▶ **Work required**:
Scan the lines below for the string "Scientific" and copy every one that has it.

▶ **Exercise inputs**:
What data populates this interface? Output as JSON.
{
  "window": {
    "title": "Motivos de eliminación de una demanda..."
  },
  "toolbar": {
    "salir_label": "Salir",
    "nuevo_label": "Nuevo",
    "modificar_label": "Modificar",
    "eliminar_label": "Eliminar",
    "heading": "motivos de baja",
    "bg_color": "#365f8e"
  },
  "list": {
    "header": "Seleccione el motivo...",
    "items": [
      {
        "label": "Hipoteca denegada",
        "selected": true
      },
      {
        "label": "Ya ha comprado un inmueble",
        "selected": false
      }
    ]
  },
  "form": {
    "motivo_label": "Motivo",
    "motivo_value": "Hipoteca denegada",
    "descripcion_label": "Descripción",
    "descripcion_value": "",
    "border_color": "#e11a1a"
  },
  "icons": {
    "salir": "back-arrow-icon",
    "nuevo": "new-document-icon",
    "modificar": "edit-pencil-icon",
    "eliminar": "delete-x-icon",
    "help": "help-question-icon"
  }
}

---

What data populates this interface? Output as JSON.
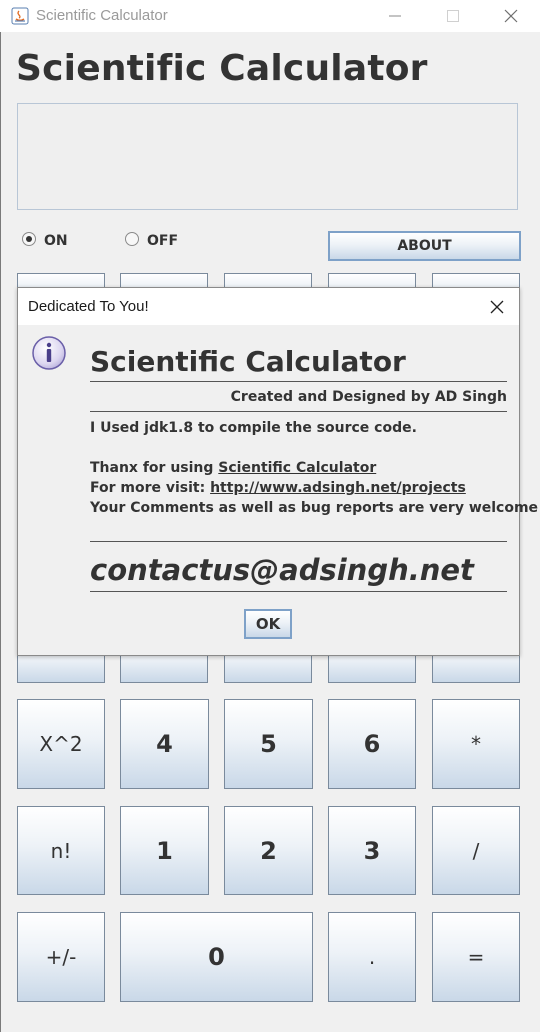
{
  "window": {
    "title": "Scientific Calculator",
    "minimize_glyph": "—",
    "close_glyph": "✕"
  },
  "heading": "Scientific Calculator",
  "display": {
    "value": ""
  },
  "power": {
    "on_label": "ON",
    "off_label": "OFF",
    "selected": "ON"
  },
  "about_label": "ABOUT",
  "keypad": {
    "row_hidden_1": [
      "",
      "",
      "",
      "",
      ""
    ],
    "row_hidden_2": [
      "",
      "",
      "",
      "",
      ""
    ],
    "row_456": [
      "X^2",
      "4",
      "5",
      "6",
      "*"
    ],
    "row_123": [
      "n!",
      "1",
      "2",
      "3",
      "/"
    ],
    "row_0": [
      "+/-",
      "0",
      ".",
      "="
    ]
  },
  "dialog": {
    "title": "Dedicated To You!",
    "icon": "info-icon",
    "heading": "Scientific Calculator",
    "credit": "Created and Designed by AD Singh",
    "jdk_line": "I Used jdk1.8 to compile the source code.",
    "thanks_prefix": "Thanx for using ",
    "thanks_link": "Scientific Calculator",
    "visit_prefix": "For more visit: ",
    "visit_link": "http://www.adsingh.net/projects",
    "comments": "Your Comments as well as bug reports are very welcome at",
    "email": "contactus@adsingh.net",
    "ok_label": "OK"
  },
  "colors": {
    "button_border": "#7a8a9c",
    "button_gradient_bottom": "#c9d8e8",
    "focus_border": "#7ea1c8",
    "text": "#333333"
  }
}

▶ **Output for this task**:
    "title": "Scientific Calculator",
  "heading": "Scientific Calculator",
    "heading": "Scientific Calculator",
    "thanks_link": "Scientific Calculator",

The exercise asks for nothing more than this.